/---
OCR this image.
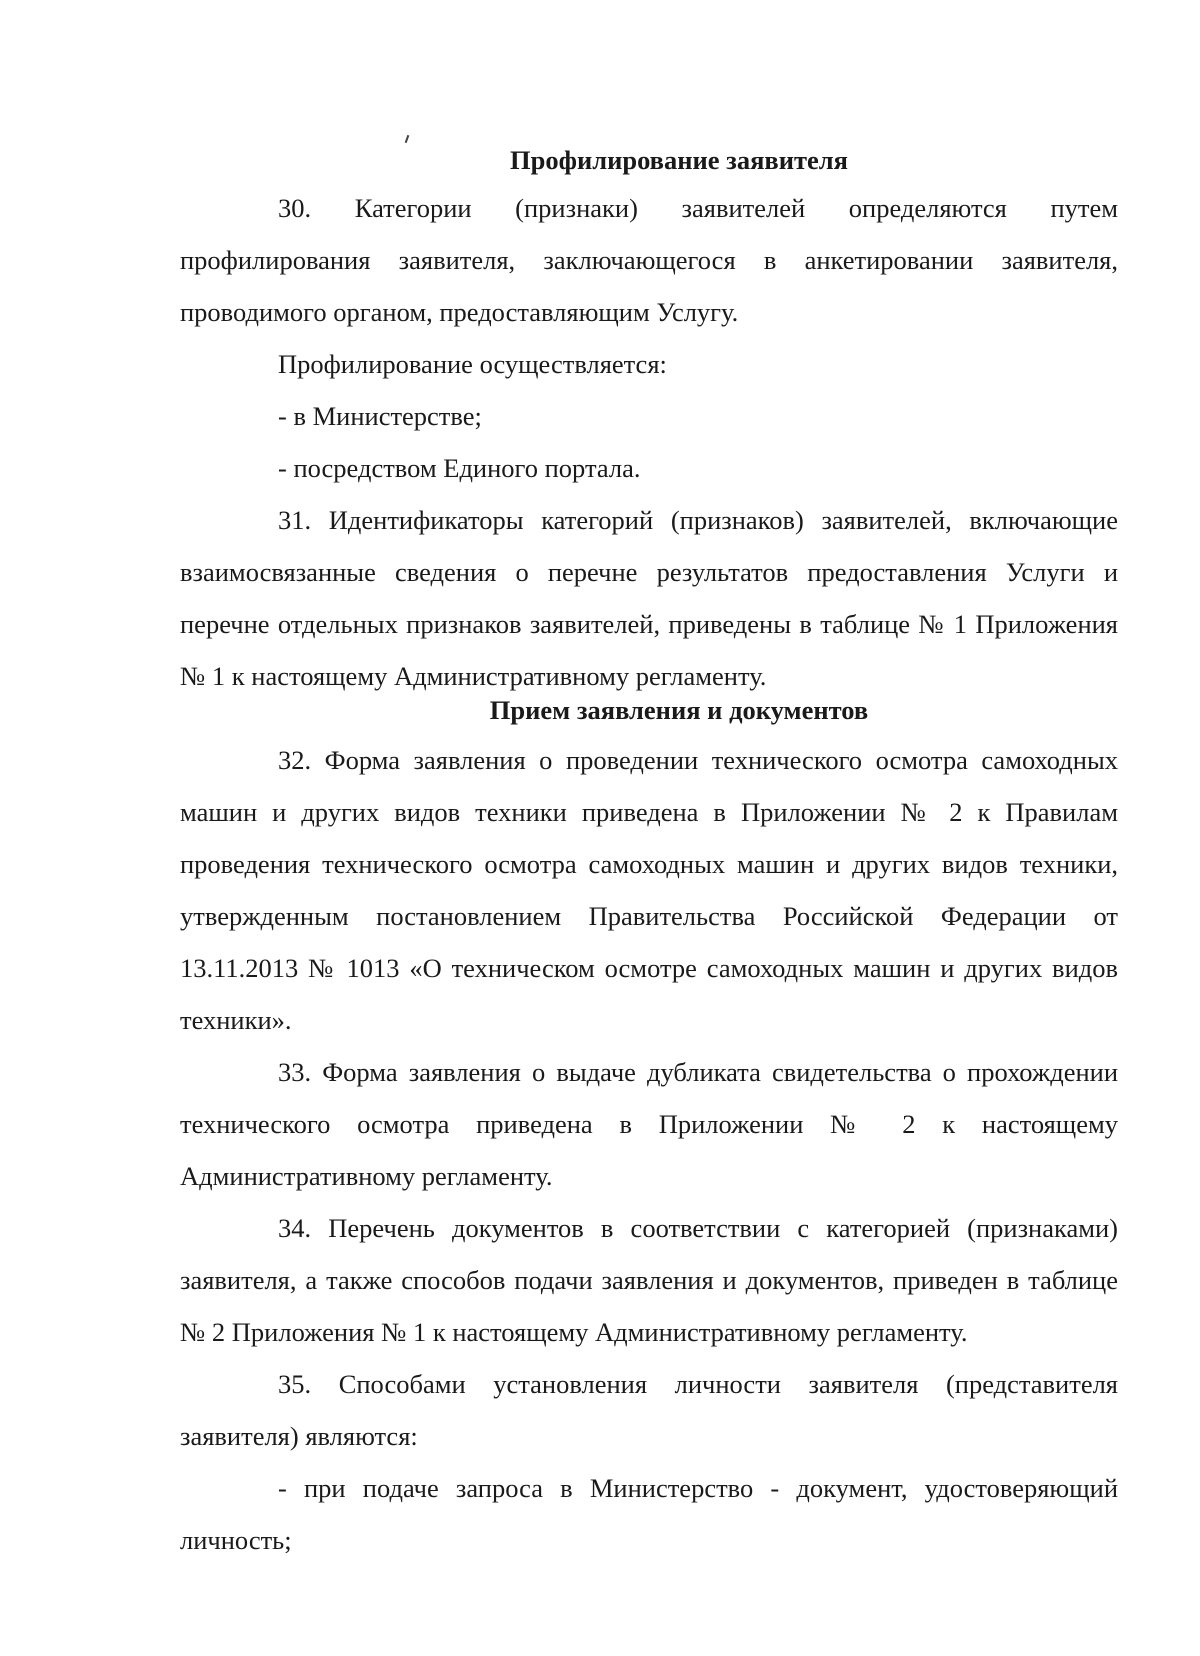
Профилирование заявителя

30. Категории (признаки) заявителей определяются путем профилирования заявителя, заключающегося в анкетировании заявителя, проводимого органом, предоставляющим Услугу.

Профилирование осуществляется:

- в Министерстве;

- посредством Единого портала.

31. Идентификаторы категорий (признаков) заявителей, включающие взаимосвязанные сведения о перечне результатов предоставления Услуги и перечне отдельных признаков заявителей, приведены в таблице № 1 Приложения № 1 к настоящему Административному регламенту.

Прием заявления и документов

32. Форма заявления о проведении технического осмотра самоходных машин и других видов техники приведена в Приложении № 2 к Правилам проведения технического осмотра самоходных машин и других видов техники, утвержденным постановлением Правительства Российской Федерации от 13.11.2013 № 1013 «О техническом осмотре самоходных машин и других видов техники».

33. Форма заявления о выдаче дубликата свидетельства о прохождении технического осмотра приведена в Приложении № 2 к настоящему Административному регламенту.

34. Перечень документов в соответствии с категорией (признаками) заявителя, а также способов подачи заявления и документов, приведен в таблице № 2 Приложения № 1 к настоящему Административному регламенту.

35. Способами установления личности заявителя (представителя заявителя) являются:

- при подаче запроса в Министерство - документ, удостоверяющий личность;
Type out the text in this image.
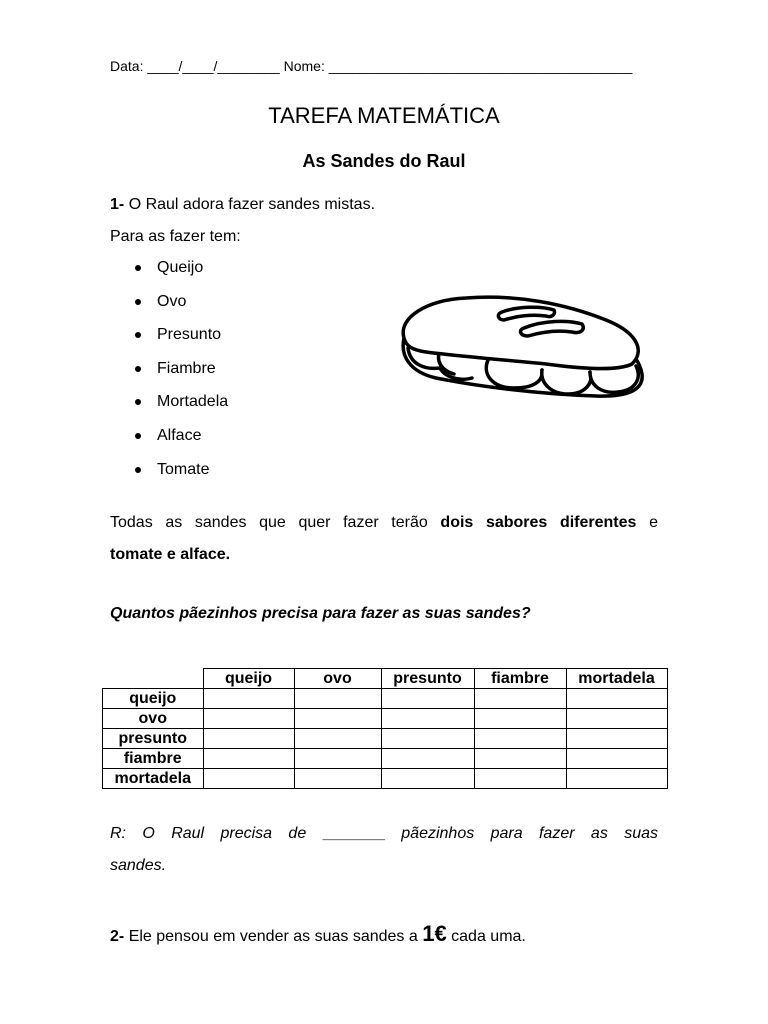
Data: ____/____/________ Nome: _______________________________________
TAREFA MATEMÁTICA
As Sandes do Raul
1- O Raul adora fazer sandes mistas.
Para as fazer tem:
Queijo
Ovo
Presunto
Fiambre
Mortadela
Alface
Tomate
Todas as sandes que quer fazer terão dois sabores diferentes e
tomate e alface.
Quantos pãezinhos precisa para fazer as suas sandes?
	queijo	ovo	presunto	fiambre	mortadela
queijo					
ovo					
presunto					
fiambre					
mortadela					
R: O Raul precisa de _______ pãezinhos para fazer as suas
sandes.
2- Ele pensou em vender as suas sandes a 1€ cada uma.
\---
TO BE DONE:
Retype exactly the lines above, starting at the line containing "Type out the text in this image." and ending with the last line, both included; leave out the pictures.

EXERCISE OUTPUT:
Type out the text in this image.
Data: ____/____/________ Nome: _______________________________________
TAREFA MATEMÁTICA
As Sandes do Raul
1- O Raul adora fazer sandes mistas.
Para as fazer tem:
Queijo
Ovo
Presunto
Fiambre
Mortadela
Alface
Tomate
Todas as sandes que quer fazer terão dois sabores diferentes e
tomate e alface.
Quantos pãezinhos precisa para fazer as suas sandes?
	queijo	ovo	presunto	fiambre	mortadela
queijo					
ovo					
presunto					
fiambre					
mortadela					
R: O Raul precisa de _______ pãezinhos para fazer as suas
sandes.
2- Ele pensou em vender as suas sandes a 1€ cada uma.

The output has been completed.